### [Exercise description]
Which lines hold the string "screenshot"? Copy every one of them.
#### Record excerpts
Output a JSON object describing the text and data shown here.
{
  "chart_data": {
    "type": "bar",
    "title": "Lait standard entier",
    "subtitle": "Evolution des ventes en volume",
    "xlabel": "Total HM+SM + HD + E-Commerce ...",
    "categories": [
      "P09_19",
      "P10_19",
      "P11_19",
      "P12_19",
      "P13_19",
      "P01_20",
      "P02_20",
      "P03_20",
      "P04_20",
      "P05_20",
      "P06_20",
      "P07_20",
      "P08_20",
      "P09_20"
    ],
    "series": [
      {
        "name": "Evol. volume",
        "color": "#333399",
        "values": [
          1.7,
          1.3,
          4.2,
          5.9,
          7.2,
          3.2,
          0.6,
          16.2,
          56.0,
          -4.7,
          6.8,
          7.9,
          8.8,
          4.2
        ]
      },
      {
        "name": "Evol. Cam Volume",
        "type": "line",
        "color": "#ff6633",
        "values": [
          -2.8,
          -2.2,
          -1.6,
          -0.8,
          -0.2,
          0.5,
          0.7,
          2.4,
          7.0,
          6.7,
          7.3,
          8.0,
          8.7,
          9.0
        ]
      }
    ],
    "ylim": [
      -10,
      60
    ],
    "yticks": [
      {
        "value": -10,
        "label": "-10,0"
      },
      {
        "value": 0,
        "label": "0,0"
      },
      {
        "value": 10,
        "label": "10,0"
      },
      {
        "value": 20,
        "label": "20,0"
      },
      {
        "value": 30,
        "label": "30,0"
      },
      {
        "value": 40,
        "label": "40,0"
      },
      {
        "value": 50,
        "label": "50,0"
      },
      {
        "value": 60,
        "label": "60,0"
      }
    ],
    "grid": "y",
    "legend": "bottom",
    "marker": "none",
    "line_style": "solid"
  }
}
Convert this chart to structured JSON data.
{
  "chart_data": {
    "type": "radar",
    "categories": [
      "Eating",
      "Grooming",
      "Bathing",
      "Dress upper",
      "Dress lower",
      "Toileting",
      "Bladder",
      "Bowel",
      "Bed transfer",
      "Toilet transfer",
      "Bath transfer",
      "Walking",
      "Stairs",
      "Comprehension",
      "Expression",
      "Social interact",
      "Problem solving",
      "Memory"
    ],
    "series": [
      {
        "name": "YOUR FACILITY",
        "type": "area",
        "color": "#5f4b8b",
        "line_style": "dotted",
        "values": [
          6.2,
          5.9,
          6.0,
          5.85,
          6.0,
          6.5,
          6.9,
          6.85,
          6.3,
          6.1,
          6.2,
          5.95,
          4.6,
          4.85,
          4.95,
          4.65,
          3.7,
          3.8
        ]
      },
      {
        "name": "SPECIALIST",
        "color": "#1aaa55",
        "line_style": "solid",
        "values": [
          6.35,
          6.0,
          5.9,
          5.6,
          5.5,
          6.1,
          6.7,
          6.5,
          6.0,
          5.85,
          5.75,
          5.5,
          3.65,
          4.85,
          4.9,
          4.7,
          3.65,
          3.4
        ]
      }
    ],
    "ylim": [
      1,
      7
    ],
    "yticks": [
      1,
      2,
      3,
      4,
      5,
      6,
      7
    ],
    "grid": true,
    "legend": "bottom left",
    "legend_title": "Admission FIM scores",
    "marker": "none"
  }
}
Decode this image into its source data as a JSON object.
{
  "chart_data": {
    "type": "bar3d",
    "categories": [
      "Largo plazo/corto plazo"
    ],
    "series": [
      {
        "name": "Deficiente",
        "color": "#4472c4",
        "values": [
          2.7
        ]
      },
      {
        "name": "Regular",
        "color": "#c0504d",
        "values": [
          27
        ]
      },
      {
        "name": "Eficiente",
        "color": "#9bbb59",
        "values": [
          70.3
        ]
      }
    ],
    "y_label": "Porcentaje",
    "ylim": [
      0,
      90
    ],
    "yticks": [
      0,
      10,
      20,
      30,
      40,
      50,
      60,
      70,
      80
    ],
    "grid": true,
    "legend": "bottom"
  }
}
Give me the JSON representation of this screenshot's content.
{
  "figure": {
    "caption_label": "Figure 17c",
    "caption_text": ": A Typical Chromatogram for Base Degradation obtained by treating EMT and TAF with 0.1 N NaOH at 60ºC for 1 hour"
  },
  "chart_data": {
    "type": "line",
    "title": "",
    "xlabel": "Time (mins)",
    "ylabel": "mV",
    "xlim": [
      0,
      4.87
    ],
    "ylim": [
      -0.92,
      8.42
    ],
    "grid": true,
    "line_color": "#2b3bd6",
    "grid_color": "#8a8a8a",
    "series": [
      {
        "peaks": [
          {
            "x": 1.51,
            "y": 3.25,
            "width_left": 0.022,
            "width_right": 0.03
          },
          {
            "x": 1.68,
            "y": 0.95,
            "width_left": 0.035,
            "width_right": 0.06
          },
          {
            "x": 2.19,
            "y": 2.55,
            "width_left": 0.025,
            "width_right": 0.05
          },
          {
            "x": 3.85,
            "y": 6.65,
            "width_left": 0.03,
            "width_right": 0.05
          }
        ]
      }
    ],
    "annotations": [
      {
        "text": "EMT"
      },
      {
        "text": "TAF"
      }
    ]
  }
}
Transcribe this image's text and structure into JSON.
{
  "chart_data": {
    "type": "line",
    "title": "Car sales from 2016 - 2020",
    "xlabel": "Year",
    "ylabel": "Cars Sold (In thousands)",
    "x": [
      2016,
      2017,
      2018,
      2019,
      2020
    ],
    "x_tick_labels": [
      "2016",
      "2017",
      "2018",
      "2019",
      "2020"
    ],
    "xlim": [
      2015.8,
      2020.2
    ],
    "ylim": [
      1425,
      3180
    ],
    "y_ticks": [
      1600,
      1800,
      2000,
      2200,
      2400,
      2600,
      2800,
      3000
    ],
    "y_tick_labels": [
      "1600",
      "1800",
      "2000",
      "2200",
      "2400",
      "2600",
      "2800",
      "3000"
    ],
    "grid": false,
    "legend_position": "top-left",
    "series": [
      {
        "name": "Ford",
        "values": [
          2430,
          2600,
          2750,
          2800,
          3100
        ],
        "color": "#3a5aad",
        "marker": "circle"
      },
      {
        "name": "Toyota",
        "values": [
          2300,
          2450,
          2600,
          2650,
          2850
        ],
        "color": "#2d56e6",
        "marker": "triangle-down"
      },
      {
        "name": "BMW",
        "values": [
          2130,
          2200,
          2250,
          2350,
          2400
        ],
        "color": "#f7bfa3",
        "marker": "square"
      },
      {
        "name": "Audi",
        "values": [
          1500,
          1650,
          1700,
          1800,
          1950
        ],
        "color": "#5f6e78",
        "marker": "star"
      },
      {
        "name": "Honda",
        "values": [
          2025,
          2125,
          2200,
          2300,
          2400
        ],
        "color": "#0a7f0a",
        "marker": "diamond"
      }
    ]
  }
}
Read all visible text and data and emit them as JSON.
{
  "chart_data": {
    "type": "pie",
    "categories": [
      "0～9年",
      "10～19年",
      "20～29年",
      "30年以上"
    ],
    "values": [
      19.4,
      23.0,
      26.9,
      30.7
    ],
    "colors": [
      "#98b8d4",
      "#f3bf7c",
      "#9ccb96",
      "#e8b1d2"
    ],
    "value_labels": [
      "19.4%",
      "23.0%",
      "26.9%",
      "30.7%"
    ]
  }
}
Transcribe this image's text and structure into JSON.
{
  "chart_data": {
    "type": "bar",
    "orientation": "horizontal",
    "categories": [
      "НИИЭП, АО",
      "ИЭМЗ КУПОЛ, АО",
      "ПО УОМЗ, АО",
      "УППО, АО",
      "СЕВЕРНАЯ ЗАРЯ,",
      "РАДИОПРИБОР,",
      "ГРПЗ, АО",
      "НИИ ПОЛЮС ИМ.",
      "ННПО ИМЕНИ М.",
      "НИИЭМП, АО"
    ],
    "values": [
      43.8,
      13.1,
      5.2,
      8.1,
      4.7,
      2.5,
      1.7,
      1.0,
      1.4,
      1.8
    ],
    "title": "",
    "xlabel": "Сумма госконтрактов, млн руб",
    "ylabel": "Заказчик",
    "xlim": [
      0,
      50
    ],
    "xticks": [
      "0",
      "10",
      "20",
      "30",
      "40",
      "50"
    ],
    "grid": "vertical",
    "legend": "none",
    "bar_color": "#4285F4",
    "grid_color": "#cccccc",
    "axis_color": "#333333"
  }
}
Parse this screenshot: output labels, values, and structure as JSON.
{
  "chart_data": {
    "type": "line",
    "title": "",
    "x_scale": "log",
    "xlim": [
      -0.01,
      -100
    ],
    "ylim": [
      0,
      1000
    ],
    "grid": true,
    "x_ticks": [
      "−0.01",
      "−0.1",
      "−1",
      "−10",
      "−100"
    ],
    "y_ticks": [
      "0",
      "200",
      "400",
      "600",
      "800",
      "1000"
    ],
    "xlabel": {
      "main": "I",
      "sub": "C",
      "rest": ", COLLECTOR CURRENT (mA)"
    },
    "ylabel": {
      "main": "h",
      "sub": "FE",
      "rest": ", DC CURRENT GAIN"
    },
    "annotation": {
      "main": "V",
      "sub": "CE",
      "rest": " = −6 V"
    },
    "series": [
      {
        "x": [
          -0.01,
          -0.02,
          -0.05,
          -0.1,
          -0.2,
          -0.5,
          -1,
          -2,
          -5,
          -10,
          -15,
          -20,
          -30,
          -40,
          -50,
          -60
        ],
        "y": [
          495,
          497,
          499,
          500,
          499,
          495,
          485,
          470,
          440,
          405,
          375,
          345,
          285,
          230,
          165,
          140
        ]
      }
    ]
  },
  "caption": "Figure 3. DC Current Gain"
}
########
### [Task answer]
Give me the JSON representation of this screenshot's content.
Parse this screenshot: output labels, values, and structure as JSON.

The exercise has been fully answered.